What the task asks ▸ Pull each line holding the word "name" from the data.

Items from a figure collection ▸
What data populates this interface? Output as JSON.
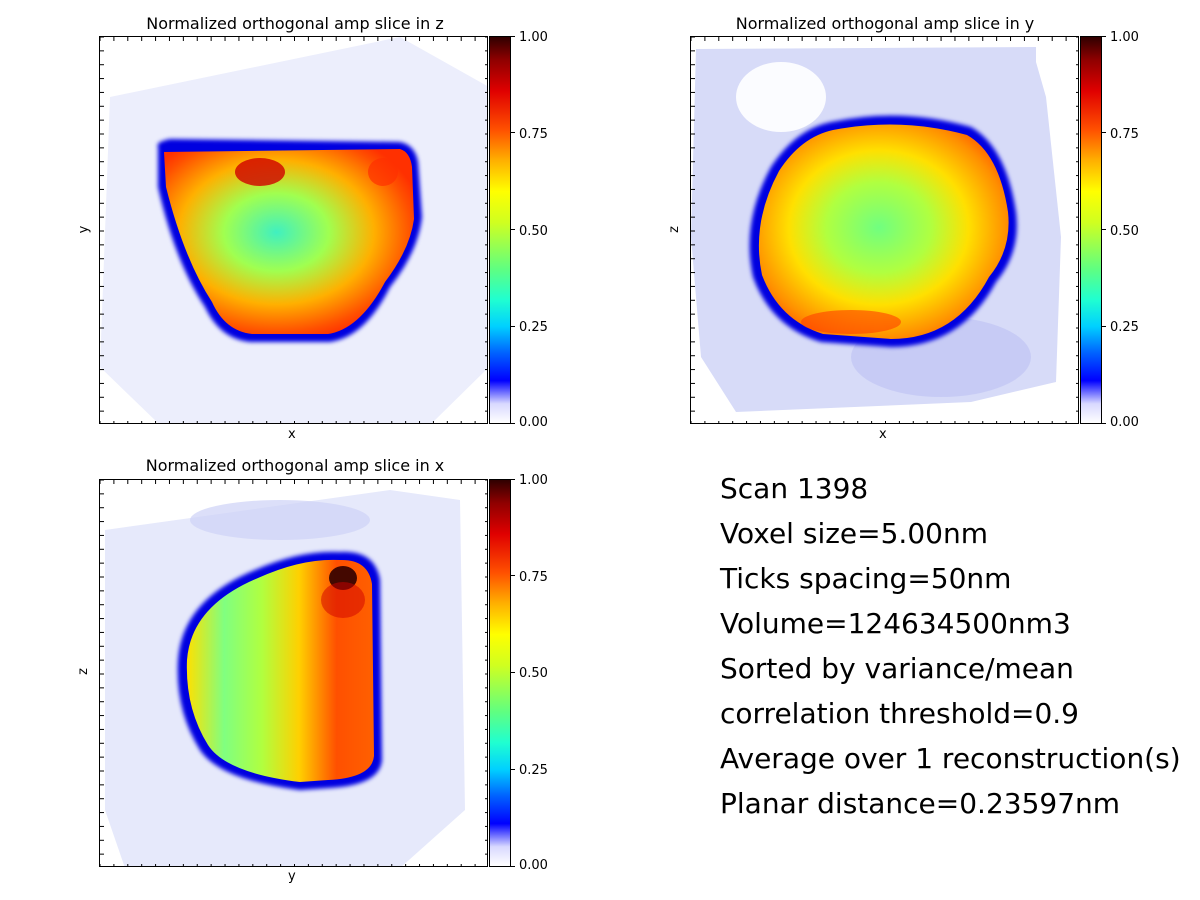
{
  "panels": [
    {
      "id": "z",
      "title": "Normalized orthogonal amp slice in z",
      "xlabel": "x",
      "ylabel": "y"
    },
    {
      "id": "y",
      "title": "Normalized orthogonal amp slice in y",
      "xlabel": "x",
      "ylabel": "z"
    },
    {
      "id": "x",
      "title": "Normalized orthogonal amp slice in x",
      "xlabel": "y",
      "ylabel": "z"
    }
  ],
  "colorbar": {
    "ticks": [
      "0.00",
      "0.25",
      "0.50",
      "0.75",
      "1.00"
    ]
  },
  "info": {
    "scan": "Scan 1398",
    "voxel": "Voxel size=5.00nm",
    "ticks": "Ticks spacing=50nm",
    "volume": "Volume=124634500nm3",
    "sorted": "Sorted by variance/mean",
    "corr": "correlation threshold=0.9",
    "average": "Average over 1 reconstruction(s)",
    "planar": "Planar distance=0.23597nm"
  },
  "chart_data": [
    {
      "type": "heatmap",
      "title": "Normalized orthogonal amp slice in z",
      "xlabel": "x",
      "ylabel": "y",
      "colorbar_range": [
        0,
        1
      ],
      "colormap": "jet-white",
      "colorbar_ticks": [
        0,
        0.25,
        0.5,
        0.75,
        1.0
      ]
    },
    {
      "type": "heatmap",
      "title": "Normalized orthogonal amp slice in y",
      "xlabel": "x",
      "ylabel": "z",
      "colorbar_range": [
        0,
        1
      ],
      "colormap": "jet-white",
      "colorbar_ticks": [
        0,
        0.25,
        0.5,
        0.75,
        1.0
      ]
    },
    {
      "type": "heatmap",
      "title": "Normalized orthogonal amp slice in x",
      "xlabel": "y",
      "ylabel": "z",
      "colorbar_range": [
        0,
        1
      ],
      "colormap": "jet-white",
      "colorbar_ticks": [
        0,
        0.25,
        0.5,
        0.75,
        1.0
      ]
    }
  ]
}
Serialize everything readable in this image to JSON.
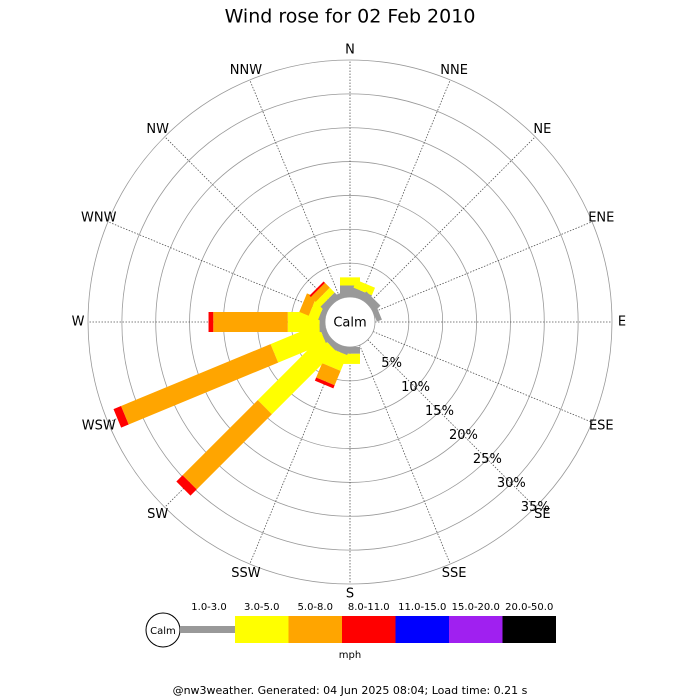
{
  "chart_data": {
    "type": "windrose",
    "title": "Wind rose for 02 Feb 2010",
    "calm_label": "Calm",
    "unit_label": "mph",
    "footer": "@nw3weather. Generated: 04 Jun 2025 08:04; Load time: 0.21 s",
    "categories": [
      "N",
      "NNE",
      "NE",
      "ENE",
      "E",
      "ESE",
      "SE",
      "SSE",
      "S",
      "SSW",
      "SW",
      "WSW",
      "W",
      "WNW",
      "NW",
      "NNW"
    ],
    "rlim": [
      0,
      35
    ],
    "rticks": [
      {
        "value": 5,
        "label": "5%"
      },
      {
        "value": 10,
        "label": "10%"
      },
      {
        "value": 15,
        "label": "15%"
      },
      {
        "value": 20,
        "label": "20%"
      },
      {
        "value": 25,
        "label": "25%"
      },
      {
        "value": 30,
        "label": "30%"
      },
      {
        "value": 35,
        "label": "35%"
      }
    ],
    "series": [
      {
        "name": "1.0-3.0",
        "color": "#999999",
        "values": [
          1.7,
          1.2,
          1.2,
          0.8,
          0,
          0,
          0,
          0,
          1.0,
          1.0,
          0.8,
          0.8,
          0.8,
          0.8,
          1.0,
          0.8
        ]
      },
      {
        "name": "3.0-5.0",
        "color": "#ffff00",
        "values": [
          1.2,
          1.2,
          0,
          0,
          0,
          0,
          0,
          0,
          1.5,
          2.5,
          13.3,
          7.6,
          4.7,
          1.5,
          1.0,
          0
        ]
      },
      {
        "name": "5.0-8.0",
        "color": "#ffa500",
        "values": [
          0,
          0,
          0,
          0,
          0,
          0,
          0,
          0,
          0,
          2.3,
          15.7,
          23.9,
          11,
          1.5,
          1.0,
          0
        ]
      },
      {
        "name": "8.0-11.0",
        "color": "#ff0000",
        "values": [
          0,
          0,
          0,
          0,
          0,
          0,
          0,
          0,
          0,
          0.5,
          1.3,
          1.2,
          0.7,
          0,
          0.3,
          0
        ]
      },
      {
        "name": "11.0-15.0",
        "color": "#0000ff",
        "values": [
          0,
          0,
          0,
          0,
          0,
          0,
          0,
          0,
          0,
          0,
          0,
          0,
          0,
          0,
          0,
          0
        ]
      },
      {
        "name": "15.0-20.0",
        "color": "#a020f0",
        "values": [
          0,
          0,
          0,
          0,
          0,
          0,
          0,
          0,
          0,
          0,
          0,
          0,
          0,
          0,
          0,
          0
        ]
      },
      {
        "name": "20.0-50.0",
        "color": "#000000",
        "values": [
          0,
          0,
          0,
          0,
          0,
          0,
          0,
          0,
          0,
          0,
          0,
          0,
          0,
          0,
          0,
          0
        ]
      }
    ]
  }
}
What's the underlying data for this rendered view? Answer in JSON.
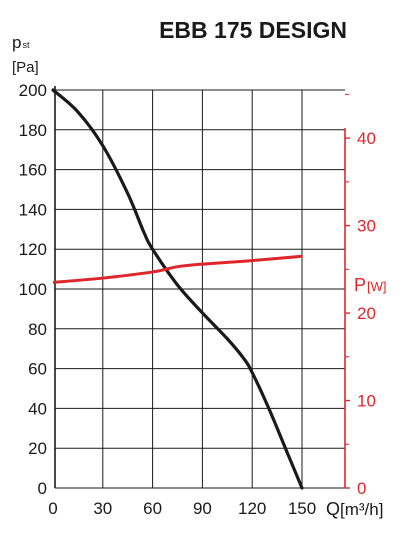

Exercise result ▸
        "name": "1.0-3.0",
        "name": "3.0-5.0",
        "name": "5.0-8.0",
        "name": "8.0-11.0",
        "name": "11.0-15.0",
        "name": "15.0-20.0",
        "name": "20.0-50.0",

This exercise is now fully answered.